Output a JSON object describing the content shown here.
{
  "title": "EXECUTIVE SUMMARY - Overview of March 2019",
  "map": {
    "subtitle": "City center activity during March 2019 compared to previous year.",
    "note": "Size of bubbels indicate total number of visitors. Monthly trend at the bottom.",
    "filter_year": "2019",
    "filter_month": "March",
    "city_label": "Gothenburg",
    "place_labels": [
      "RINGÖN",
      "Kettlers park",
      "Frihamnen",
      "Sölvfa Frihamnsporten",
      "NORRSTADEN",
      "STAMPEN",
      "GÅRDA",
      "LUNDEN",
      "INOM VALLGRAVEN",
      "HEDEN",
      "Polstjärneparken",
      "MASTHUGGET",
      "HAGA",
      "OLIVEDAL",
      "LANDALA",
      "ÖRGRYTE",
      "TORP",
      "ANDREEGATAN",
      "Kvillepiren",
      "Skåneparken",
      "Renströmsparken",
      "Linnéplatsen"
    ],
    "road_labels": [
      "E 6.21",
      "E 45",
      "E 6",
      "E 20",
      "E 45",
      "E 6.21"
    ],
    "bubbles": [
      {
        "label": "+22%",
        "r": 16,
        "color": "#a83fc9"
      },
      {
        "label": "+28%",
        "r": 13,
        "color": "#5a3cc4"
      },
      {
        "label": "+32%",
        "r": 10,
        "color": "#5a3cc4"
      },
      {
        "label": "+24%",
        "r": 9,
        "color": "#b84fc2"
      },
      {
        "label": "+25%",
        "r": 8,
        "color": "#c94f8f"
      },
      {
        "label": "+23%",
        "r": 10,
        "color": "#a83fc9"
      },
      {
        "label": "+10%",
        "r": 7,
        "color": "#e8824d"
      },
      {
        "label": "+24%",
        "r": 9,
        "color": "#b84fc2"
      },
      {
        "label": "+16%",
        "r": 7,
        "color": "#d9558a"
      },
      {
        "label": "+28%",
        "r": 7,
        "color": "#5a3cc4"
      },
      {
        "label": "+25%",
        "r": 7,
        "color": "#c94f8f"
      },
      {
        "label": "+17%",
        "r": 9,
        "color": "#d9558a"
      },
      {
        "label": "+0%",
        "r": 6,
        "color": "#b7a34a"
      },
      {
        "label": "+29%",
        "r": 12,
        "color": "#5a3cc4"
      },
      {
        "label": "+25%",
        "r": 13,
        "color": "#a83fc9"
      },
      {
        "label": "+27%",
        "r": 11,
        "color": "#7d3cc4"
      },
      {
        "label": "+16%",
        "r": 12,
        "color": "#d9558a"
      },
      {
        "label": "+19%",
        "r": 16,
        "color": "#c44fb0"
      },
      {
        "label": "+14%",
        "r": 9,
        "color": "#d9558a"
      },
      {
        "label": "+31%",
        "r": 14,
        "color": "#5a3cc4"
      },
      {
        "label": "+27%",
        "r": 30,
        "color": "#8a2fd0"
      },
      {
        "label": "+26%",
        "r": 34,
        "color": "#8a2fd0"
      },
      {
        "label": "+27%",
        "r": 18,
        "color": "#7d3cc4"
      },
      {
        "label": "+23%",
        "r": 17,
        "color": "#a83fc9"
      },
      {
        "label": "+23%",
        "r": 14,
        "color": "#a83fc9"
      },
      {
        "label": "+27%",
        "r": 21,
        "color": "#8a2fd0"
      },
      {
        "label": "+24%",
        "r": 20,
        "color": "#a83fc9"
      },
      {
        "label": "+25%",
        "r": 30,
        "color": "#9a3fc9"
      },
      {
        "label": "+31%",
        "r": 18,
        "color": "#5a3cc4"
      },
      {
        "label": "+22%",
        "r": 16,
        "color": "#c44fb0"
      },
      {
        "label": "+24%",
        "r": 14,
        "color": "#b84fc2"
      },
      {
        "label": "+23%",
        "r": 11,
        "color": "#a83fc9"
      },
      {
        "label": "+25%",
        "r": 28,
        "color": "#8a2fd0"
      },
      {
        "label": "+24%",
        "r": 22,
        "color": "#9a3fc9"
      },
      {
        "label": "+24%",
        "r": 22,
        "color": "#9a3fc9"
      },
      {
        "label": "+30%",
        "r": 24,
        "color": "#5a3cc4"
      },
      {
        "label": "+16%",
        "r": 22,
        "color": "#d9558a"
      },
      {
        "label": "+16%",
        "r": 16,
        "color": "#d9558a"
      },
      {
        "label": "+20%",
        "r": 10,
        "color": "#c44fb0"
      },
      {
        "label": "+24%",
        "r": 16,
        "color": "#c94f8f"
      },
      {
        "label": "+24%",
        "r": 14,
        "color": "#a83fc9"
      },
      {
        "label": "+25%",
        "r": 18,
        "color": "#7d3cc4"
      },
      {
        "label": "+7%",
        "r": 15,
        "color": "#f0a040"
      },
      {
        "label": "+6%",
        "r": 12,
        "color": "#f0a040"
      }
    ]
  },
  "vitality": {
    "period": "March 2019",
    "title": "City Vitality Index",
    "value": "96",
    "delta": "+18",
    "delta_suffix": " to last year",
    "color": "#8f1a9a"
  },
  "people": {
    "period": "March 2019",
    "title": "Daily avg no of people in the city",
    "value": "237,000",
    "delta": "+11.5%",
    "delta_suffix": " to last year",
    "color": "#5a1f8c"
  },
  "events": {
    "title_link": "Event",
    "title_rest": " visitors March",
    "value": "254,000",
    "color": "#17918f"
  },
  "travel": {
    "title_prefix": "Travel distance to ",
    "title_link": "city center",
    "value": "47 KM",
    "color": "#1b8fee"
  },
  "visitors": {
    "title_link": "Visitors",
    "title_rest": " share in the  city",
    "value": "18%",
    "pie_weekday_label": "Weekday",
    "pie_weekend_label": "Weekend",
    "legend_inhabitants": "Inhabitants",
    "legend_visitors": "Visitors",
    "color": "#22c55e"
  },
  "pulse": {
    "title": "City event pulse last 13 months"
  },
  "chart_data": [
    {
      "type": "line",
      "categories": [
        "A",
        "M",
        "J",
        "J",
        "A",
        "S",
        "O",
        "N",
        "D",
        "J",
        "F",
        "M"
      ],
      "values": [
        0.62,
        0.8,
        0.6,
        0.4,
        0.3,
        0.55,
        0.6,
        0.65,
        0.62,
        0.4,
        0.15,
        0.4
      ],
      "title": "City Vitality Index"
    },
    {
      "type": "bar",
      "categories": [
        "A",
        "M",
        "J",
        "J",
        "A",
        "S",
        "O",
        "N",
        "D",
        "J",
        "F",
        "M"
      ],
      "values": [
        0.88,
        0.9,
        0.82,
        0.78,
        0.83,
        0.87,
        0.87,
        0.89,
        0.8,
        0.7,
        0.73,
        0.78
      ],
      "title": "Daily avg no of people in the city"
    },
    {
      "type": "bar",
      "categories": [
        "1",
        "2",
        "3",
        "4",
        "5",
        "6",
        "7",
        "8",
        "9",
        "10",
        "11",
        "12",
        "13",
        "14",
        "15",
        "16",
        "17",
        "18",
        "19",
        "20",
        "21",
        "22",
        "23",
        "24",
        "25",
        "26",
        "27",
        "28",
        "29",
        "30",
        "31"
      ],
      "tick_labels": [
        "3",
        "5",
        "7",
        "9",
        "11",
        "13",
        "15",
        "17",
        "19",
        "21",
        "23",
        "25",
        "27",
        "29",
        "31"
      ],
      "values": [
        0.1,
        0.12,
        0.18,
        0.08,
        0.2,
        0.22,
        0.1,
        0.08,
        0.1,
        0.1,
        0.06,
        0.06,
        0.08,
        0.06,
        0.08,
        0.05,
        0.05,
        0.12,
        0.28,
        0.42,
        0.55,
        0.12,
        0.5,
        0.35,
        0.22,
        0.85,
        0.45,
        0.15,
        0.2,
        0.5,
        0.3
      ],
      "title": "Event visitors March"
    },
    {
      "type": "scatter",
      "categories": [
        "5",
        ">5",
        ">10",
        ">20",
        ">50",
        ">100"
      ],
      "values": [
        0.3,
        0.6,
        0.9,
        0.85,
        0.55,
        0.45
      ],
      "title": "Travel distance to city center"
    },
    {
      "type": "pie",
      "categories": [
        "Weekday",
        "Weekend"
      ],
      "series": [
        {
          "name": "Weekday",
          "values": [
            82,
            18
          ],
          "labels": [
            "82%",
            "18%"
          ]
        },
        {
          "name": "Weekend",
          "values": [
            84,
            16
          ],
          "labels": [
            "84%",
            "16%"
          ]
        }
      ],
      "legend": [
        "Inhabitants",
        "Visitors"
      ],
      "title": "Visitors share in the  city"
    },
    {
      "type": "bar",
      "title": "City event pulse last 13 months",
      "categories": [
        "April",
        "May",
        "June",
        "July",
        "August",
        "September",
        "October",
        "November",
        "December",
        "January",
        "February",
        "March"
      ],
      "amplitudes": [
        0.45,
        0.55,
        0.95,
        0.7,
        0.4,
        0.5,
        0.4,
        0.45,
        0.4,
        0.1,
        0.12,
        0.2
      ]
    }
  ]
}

= = = =

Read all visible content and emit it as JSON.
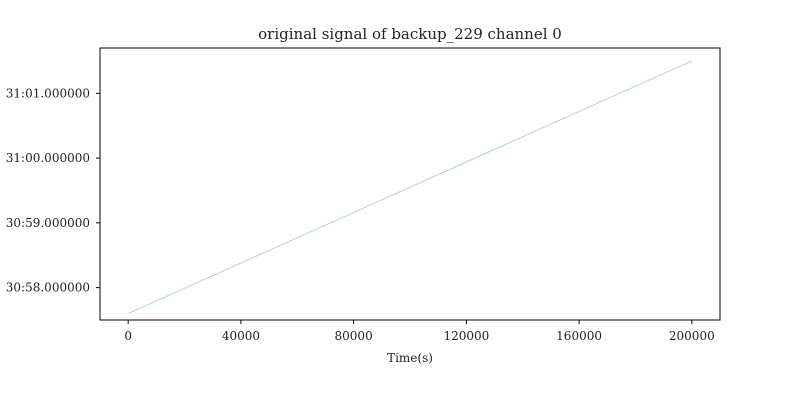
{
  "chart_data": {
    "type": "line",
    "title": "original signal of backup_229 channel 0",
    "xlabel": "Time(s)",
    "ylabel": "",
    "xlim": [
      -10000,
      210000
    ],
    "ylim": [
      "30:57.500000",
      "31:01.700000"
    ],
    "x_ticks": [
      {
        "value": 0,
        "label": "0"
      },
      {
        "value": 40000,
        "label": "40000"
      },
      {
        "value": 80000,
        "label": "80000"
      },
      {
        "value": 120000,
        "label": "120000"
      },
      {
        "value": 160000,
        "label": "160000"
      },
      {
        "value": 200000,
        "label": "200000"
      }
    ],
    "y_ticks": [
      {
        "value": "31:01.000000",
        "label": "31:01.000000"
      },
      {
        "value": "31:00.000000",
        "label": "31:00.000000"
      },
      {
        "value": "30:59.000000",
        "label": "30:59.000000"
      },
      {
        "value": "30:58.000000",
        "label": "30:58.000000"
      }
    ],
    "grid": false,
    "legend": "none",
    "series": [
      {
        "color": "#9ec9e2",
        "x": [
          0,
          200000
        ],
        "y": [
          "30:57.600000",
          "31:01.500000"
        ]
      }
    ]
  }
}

= = = =

**GOAL**
Using the records above, select and copy every line that has the word "months".

**REPLY**
    "title": "City event pulse last 13 months"
      "title": "City event pulse last 13 months",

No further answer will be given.